<<<<
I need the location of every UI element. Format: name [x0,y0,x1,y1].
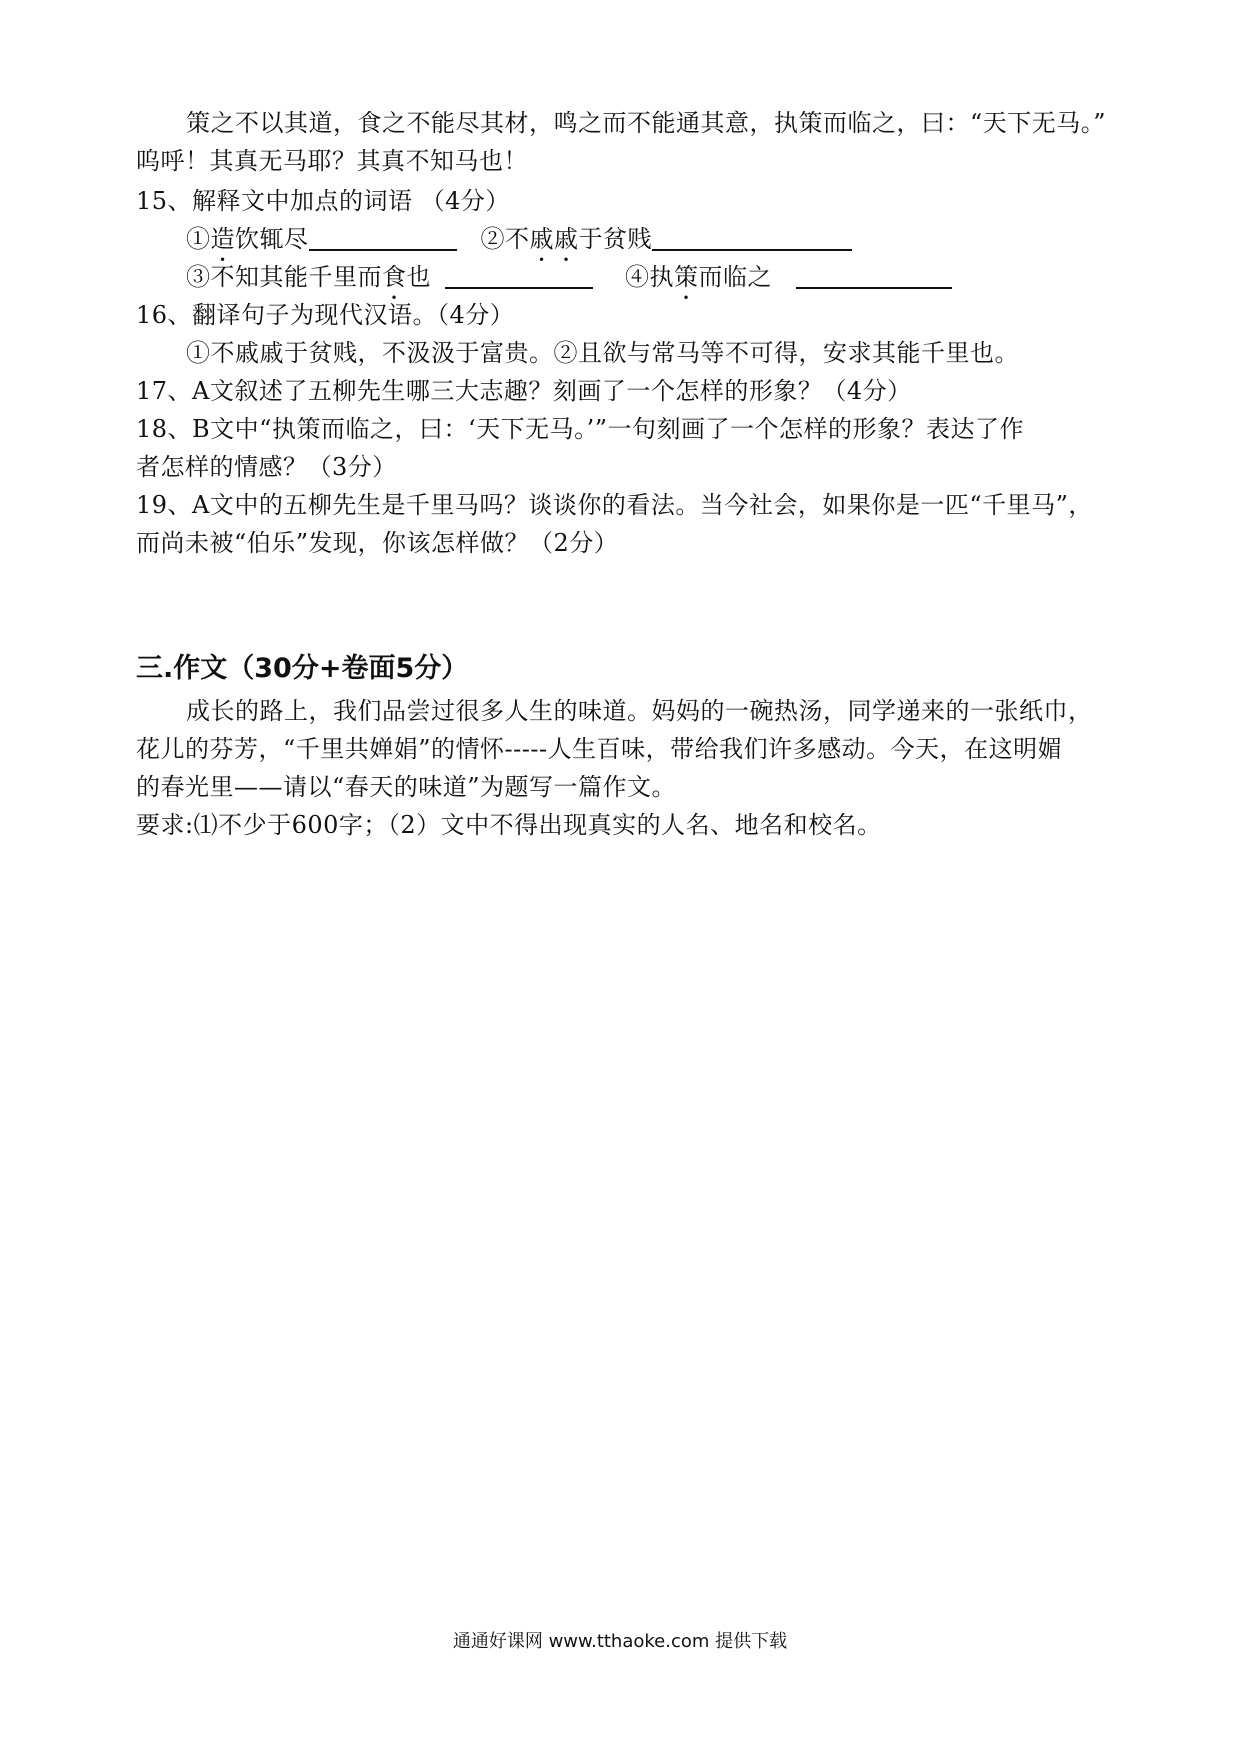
q15-item-3: ③不知其能千里而食也 [186,263,431,291]
passage-line-2: 呜呼！其真无马耶？其真不知马也！ [136,147,528,175]
essay-prompt-line-2: 花儿的芬芳，“千里共婵娟”的情怀-----人生百味，带给我们许多感动。今天，在这明媚 [136,735,1063,763]
question-18-line-1: 18、B文中“执策而临之，曰：‘天下无马。’”一句刻画了一个怎样的形象？表达了作 [136,415,1024,443]
question-15-stem: 15、解释文中加点的词语 （4分） [136,187,510,215]
answer-blank-3[interactable] [445,263,593,289]
answer-blank-1[interactable] [309,225,457,251]
essay-prompt-line-3: 的春光里——请以“春天的味道”为题写一篇作文。 [136,773,677,801]
question-16-sentences: ①不戚戚于贫贱，不汲汲于富贵。②且欲与常马等不可得，安求其能千里也。 [186,339,1019,367]
essay-prompt-line-1: 成长的路上，我们品尝过很多人生的味道。妈妈的一碗热汤，同学递来的一张纸巾， [186,697,1093,725]
passage-line-1: 策之不以其道，食之不能尽其材，鸣之而不能通其意，执策而临之，曰：“天下无马。” [186,109,1107,137]
question-15-row-1 [186,224,852,267]
question-19-line-1: 19、A文中的五柳先生是千里马吗？谈谈你的看法。当今社会，如果你是一匹“千里马”， [136,491,1093,519]
essay-requirements: 要求:⑴不少于600字；（2）文中不得出现真实的人名、地名和校名。 [136,811,882,839]
question-16-stem: 16、翻译句子为现代汉语。（4分） [136,301,515,329]
q15-item-4: ④执策而临之 [625,263,772,291]
q15-item-2: ②不戚戚于贫贱 [480,225,652,253]
q15-item-1: ①造饮辄尽 [186,225,309,253]
question-18-line-2: 者怎样的情感？（3分） [136,453,397,481]
answer-blank-2[interactable] [652,225,852,251]
question-17-stem: 17、A文叙述了五柳先生哪三大志趣？刻画了一个怎样的形象？（4分） [136,377,912,405]
question-15-row-2 [186,262,952,305]
page-footer: 通通好课网 www.tthaoke.com 提供下载 [452,1631,788,1652]
section-3-heading: 三.作文（30分+卷面5分） [136,653,469,684]
answer-blank-4[interactable] [796,263,952,289]
question-19-line-2: 而尚未被“伯乐”发现，你该怎样做？（2分） [136,529,619,557]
>>>>
Directions for this task - Lay out the lines of the records as a Markdown table with the columns No. and Line, numbering the rows and leaving out blank lines. Begin at the line that contains "q15-item-3: ③不知其能千里而食也 [186,263,431,291]", stop after the line that contains "q15-item-4: ④执策而临之 [625,263,772,291]", and include only those lines.

Full output -
| No. | Line |
|---|---|
| 1 | q15-item-3: ③不知其能千里而食也 [186,263,431,291] |
| 2 | passage-line-2: 呜呼！其真无马耶？其真不知马也！ [136,147,528,175] |
| 3 | essay-prompt-line-2: 花儿的芬芳，“千里共婵娟”的情怀-----人生百味，带给我们许多感动。今天，在这明媚 [136,735,1063,763] |
| 4 | question-18-line-1: 18、B文中“执策而临之，曰：‘天下无马。’”一句刻画了一个怎样的形象？表达了作 [136,415,1024,443] |
| 5 | question-15-stem: 15、解释文中加点的词语 （4分） [136,187,510,215] |
| 6 | answer-blank-3[interactable] [445,263,593,289] |
| 7 | answer-blank-1[interactable] [309,225,457,251] |
| 8 | essay-prompt-line-3: 的春光里——请以“春天的味道”为题写一篇作文。 [136,773,677,801] |
| 9 | question-16-sentences: ①不戚戚于贫贱，不汲汲于富贵。②且欲与常马等不可得，安求其能千里也。 [186,339,1019,367] |
| 10 | essay-prompt-line-1: 成长的路上，我们品尝过很多人生的味道。妈妈的一碗热汤，同学递来的一张纸巾， [186,697,1093,725] |
| 11 | passage-line-1: 策之不以其道，食之不能尽其材，鸣之而不能通其意，执策而临之，曰：“天下无马。” [186,109,1107,137] |
| 12 | question-15-row-1 [186,224,852,267] |
| 13 | question-19-line-1: 19、A文中的五柳先生是千里马吗？谈谈你的看法。当今社会，如果你是一匹“千里马”， [136,491,1093,519] |
| 14 | essay-requirements: 要求:⑴不少于600字；（2）文中不得出现真实的人名、地名和校名。 [136,811,882,839] |
| 15 | question-16-stem: 16、翻译句子为现代汉语。（4分） [136,301,515,329] |
| 16 | q15-item-4: ④执策而临之 [625,263,772,291] |